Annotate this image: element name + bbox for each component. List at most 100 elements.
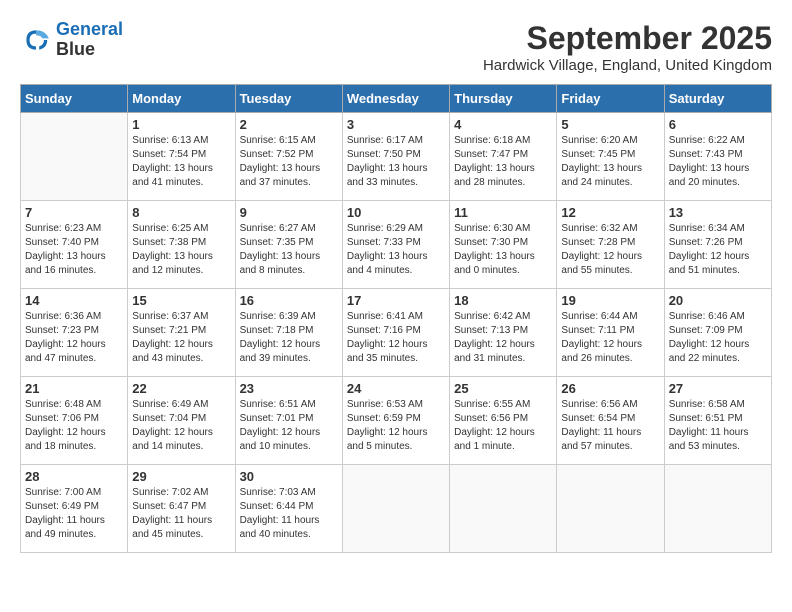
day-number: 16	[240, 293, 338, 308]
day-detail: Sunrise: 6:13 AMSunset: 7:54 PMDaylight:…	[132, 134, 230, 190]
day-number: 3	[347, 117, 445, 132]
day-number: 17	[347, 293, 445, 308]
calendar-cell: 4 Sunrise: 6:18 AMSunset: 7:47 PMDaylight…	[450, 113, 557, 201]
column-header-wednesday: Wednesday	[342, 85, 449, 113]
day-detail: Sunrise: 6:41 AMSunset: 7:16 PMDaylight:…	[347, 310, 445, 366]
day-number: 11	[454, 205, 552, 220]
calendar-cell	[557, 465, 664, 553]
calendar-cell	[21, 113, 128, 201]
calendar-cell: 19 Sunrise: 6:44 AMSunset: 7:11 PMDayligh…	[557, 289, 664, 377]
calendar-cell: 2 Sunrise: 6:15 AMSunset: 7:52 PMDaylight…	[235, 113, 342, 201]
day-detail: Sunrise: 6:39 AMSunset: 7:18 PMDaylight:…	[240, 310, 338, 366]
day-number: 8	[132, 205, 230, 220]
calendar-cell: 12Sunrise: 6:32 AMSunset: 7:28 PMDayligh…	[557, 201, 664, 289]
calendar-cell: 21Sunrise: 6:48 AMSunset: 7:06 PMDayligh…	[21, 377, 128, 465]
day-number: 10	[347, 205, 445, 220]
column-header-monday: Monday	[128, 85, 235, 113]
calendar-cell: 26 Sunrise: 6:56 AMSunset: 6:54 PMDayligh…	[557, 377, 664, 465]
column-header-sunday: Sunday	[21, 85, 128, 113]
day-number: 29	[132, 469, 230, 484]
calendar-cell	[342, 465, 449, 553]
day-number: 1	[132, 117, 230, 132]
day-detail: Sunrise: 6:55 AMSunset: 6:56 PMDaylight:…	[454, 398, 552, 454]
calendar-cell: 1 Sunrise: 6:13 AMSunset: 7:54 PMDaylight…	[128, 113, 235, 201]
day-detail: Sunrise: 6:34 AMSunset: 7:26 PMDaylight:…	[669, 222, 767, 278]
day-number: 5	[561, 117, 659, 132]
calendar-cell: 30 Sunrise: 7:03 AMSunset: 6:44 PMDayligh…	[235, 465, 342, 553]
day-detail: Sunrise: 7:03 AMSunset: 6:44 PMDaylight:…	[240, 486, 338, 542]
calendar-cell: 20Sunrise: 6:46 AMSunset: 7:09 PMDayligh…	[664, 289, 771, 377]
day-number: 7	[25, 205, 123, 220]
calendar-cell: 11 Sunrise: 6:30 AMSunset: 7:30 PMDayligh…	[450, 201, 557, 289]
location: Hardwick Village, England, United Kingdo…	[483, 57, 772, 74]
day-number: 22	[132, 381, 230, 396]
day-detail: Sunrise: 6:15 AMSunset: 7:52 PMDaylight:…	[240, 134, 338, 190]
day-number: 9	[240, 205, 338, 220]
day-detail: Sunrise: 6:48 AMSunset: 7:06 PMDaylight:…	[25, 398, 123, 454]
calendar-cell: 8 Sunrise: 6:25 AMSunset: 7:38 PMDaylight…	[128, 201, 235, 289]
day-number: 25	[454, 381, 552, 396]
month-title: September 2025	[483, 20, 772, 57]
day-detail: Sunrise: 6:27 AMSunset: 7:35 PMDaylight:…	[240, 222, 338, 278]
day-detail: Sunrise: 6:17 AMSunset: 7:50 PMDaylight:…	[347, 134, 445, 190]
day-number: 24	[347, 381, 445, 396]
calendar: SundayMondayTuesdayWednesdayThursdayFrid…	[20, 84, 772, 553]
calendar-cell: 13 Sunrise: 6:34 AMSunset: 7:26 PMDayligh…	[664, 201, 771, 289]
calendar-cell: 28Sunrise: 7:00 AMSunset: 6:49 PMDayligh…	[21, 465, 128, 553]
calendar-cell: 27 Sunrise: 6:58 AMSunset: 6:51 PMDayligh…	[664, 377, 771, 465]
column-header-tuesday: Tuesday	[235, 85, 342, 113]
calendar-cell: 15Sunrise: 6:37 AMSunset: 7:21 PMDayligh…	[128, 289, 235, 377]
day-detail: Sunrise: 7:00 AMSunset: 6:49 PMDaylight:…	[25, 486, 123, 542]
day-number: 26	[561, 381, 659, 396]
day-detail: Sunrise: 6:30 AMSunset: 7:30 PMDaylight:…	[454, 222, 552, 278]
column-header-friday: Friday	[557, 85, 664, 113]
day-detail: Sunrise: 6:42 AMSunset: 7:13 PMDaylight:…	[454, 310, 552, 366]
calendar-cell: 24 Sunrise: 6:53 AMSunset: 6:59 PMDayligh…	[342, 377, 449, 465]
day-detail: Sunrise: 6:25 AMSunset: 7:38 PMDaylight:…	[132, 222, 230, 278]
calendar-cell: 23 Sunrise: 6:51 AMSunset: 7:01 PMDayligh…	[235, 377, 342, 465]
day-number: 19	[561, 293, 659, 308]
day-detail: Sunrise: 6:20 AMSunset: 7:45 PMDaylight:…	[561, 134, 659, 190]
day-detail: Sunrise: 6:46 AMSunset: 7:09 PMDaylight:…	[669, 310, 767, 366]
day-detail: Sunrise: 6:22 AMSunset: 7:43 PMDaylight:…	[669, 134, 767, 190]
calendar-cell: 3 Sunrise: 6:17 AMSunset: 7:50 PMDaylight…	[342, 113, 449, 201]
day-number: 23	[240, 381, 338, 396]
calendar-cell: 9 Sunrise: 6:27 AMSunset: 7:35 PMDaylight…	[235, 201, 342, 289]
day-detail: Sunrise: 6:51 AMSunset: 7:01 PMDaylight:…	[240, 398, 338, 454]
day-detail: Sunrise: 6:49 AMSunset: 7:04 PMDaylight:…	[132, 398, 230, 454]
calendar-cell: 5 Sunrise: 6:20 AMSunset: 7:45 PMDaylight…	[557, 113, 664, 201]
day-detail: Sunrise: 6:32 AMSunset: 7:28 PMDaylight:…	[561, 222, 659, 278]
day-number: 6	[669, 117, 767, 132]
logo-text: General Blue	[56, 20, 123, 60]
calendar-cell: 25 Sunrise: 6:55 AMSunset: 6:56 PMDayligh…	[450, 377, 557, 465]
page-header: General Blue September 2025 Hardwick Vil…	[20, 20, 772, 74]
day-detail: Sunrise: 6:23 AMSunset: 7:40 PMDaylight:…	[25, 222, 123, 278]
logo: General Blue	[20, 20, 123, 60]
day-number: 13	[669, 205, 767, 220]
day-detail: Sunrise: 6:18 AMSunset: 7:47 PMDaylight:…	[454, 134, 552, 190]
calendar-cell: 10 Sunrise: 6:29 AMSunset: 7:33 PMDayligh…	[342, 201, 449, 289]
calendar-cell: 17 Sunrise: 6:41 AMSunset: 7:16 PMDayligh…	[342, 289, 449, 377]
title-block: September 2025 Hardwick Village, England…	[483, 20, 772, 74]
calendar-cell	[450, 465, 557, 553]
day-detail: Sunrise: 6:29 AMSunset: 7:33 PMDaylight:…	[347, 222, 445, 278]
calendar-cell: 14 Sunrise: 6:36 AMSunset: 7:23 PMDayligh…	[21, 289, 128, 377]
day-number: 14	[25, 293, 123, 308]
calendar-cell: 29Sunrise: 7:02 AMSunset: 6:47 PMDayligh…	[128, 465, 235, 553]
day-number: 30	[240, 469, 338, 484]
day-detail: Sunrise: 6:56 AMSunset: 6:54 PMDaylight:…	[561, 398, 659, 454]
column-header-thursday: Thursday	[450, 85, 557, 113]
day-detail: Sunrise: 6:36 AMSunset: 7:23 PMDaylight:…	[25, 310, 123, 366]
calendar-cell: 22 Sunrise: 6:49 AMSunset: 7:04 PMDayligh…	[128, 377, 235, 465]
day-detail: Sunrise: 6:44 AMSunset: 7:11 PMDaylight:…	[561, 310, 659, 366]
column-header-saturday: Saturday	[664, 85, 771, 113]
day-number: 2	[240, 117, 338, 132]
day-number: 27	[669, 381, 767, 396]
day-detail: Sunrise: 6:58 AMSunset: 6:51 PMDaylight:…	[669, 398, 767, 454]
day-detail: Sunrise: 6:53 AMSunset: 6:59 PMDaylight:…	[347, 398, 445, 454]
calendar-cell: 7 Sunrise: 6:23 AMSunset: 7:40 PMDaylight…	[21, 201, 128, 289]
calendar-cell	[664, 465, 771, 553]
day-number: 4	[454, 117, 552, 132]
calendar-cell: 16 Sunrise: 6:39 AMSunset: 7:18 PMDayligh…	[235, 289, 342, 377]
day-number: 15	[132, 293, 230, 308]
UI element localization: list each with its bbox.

- TASK GOAL
Reproduce word for word the lines from the one with "293, 338, 308]" to the one with "113, 128, 201]", both included.

- TASK RESPONSE
day-number: 16	[240, 293, 338, 308]
day-detail: Sunrise: 6:13 AMSunset: 7:54 PMDaylight:…	[132, 134, 230, 190]
day-number: 3	[347, 117, 445, 132]
day-number: 17	[347, 293, 445, 308]
calendar-cell: 4 Sunrise: 6:18 AMSunset: 7:47 PMDaylight…	[450, 113, 557, 201]
column-header-wednesday: Wednesday	[342, 85, 449, 113]
day-detail: Sunrise: 6:41 AMSunset: 7:16 PMDaylight:…	[347, 310, 445, 366]
day-number: 11	[454, 205, 552, 220]
calendar-cell	[557, 465, 664, 553]
calendar-cell	[21, 113, 128, 201]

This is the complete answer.